Requirements:
Reproduce verbatim the lines of the items below, from the first line up to and including the line containing "axes [91, 109, 941, 693]".

Records to process:
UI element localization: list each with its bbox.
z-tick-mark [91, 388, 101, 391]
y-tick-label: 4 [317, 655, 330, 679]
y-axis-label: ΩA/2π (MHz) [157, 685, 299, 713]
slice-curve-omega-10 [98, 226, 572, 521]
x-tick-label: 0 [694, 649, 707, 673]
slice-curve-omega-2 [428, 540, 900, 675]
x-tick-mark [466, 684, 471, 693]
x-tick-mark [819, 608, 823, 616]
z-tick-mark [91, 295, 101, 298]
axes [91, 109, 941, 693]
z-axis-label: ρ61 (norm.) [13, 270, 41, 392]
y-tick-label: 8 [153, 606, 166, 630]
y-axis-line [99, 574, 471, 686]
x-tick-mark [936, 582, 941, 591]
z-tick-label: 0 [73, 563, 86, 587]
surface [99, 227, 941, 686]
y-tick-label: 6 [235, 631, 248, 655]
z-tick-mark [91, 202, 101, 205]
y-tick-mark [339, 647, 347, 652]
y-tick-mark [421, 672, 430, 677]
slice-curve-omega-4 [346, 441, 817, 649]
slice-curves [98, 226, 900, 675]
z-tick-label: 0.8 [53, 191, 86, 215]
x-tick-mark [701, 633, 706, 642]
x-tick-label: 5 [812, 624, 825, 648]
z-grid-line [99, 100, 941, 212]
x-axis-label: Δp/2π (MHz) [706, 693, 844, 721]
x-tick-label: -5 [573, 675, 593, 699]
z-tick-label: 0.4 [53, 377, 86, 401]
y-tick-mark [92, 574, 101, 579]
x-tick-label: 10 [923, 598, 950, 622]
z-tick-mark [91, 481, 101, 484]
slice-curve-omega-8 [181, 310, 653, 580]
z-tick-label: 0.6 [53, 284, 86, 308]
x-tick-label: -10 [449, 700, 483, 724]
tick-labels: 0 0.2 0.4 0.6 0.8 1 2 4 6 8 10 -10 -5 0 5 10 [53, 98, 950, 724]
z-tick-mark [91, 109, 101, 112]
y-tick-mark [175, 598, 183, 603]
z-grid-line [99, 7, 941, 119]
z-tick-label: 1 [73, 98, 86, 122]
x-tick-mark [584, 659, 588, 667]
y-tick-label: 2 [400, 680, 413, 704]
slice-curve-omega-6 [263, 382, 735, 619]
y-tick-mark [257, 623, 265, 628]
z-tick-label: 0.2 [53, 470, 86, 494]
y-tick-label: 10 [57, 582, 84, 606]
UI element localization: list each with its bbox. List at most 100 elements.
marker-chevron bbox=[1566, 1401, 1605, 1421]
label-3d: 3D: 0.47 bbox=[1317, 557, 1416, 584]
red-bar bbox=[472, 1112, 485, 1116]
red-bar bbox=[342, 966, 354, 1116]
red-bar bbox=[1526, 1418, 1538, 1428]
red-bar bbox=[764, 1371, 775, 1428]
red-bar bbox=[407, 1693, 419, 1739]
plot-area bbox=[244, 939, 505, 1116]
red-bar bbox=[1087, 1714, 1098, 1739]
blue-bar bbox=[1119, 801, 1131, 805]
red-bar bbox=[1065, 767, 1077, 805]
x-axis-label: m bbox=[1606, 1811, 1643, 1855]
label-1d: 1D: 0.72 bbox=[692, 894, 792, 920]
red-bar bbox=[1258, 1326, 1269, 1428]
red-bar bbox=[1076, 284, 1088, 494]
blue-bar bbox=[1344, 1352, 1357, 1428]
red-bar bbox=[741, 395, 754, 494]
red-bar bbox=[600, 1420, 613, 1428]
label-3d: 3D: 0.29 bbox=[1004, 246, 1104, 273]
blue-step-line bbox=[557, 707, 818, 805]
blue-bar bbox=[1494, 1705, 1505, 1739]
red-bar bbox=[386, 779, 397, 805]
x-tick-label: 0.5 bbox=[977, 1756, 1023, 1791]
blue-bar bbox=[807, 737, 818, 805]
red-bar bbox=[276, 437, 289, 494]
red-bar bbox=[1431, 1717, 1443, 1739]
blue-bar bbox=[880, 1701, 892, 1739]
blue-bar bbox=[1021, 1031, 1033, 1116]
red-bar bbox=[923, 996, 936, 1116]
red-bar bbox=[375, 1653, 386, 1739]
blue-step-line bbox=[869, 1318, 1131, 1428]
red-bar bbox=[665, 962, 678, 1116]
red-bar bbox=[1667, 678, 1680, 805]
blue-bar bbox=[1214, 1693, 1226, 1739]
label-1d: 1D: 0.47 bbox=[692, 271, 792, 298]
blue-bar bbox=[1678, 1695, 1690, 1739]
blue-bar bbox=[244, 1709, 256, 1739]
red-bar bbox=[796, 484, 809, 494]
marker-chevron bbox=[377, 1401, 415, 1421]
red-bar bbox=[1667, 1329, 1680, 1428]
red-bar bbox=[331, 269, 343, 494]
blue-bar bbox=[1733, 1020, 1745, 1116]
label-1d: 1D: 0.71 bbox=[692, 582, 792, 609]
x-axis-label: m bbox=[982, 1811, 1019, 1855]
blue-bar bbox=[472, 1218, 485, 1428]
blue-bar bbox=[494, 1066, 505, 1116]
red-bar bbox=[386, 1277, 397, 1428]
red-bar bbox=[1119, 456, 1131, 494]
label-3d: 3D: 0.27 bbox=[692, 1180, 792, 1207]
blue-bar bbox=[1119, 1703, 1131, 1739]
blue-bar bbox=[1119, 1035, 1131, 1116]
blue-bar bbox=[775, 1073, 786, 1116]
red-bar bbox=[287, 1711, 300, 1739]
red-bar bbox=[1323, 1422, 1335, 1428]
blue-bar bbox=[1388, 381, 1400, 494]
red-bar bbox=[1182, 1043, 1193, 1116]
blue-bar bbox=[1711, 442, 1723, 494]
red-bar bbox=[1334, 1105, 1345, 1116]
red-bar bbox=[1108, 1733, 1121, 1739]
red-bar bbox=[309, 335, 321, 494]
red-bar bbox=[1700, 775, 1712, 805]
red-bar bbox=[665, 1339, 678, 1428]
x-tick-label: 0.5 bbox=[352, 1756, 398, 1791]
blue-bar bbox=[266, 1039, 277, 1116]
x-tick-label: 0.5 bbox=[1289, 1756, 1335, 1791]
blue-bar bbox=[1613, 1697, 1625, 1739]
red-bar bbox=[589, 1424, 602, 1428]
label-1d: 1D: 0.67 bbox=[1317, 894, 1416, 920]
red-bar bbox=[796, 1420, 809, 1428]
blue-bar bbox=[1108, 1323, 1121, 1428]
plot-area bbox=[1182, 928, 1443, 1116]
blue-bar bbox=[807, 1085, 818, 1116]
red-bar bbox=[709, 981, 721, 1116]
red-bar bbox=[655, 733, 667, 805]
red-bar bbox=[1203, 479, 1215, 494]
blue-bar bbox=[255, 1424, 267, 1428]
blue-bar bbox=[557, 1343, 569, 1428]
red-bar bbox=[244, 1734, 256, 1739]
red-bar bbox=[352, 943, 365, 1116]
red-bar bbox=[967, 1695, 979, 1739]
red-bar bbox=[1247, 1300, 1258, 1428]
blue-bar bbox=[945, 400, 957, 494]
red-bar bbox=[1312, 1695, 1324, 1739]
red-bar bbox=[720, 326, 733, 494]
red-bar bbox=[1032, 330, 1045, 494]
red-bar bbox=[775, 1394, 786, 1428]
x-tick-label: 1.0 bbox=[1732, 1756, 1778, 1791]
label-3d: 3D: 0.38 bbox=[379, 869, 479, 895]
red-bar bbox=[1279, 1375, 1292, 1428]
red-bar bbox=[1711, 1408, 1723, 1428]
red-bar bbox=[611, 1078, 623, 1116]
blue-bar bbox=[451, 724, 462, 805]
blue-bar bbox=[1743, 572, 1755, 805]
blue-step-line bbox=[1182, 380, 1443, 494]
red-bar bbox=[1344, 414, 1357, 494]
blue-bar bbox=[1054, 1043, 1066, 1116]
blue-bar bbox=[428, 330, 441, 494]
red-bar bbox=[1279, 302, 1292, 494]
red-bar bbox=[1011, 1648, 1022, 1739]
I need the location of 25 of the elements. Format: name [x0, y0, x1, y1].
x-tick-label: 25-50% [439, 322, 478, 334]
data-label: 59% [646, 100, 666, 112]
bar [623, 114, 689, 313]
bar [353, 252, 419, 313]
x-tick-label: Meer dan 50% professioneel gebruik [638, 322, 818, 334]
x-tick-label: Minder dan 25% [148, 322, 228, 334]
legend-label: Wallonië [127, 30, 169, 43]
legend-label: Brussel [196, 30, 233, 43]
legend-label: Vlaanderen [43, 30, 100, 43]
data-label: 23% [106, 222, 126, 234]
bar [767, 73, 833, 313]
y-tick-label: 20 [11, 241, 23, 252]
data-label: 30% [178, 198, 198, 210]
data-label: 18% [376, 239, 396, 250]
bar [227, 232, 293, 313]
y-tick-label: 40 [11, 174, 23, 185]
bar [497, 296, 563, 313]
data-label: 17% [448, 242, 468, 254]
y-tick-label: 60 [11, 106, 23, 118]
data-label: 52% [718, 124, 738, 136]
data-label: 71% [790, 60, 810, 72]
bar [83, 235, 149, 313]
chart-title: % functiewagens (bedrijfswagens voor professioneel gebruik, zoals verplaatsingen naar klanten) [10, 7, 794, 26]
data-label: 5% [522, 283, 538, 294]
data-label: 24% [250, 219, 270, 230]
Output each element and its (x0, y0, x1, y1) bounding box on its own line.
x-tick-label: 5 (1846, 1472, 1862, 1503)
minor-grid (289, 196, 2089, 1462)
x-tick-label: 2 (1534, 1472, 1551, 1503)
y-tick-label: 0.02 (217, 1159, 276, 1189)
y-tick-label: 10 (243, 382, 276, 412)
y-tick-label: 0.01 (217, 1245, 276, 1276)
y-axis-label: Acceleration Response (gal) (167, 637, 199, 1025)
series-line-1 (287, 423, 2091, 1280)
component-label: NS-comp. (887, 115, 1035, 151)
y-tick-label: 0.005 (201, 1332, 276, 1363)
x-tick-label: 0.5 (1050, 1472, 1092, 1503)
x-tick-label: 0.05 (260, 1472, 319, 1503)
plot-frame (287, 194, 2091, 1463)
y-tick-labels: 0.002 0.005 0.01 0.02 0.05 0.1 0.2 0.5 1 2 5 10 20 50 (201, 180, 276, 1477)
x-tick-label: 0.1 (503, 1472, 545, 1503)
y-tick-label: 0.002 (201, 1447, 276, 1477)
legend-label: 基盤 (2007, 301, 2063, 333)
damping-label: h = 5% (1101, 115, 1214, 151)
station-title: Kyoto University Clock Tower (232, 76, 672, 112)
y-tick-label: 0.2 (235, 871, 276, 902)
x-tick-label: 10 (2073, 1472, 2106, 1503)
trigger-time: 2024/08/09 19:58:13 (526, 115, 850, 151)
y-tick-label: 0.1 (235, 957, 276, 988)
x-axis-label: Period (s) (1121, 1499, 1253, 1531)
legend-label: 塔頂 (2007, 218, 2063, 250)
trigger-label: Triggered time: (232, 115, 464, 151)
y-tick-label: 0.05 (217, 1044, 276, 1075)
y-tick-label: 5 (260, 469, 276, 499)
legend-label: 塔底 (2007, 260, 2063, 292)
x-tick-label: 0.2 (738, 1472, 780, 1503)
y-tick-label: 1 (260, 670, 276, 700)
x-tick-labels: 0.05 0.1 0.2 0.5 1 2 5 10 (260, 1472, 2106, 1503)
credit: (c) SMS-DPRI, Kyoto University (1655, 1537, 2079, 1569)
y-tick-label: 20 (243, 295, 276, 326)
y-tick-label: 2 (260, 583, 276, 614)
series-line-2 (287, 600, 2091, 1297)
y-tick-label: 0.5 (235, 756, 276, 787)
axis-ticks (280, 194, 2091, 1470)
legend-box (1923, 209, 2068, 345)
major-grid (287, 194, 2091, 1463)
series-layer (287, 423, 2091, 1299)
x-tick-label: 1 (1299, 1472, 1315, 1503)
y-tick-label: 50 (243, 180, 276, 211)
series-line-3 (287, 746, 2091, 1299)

Correct result:
UI element localization: list each with its bbox.
z-tick-mark [91, 388, 101, 391]
y-tick-label: 4 [317, 655, 330, 679]
y-axis-label: ΩA/2π (MHz) [157, 685, 299, 713]
slice-curve-omega-10 [98, 226, 572, 521]
x-tick-label: 0 [694, 649, 707, 673]
slice-curve-omega-2 [428, 540, 900, 675]
x-tick-mark [466, 684, 471, 693]
x-tick-mark [819, 608, 823, 616]
z-tick-mark [91, 295, 101, 298]
axes [91, 109, 941, 693]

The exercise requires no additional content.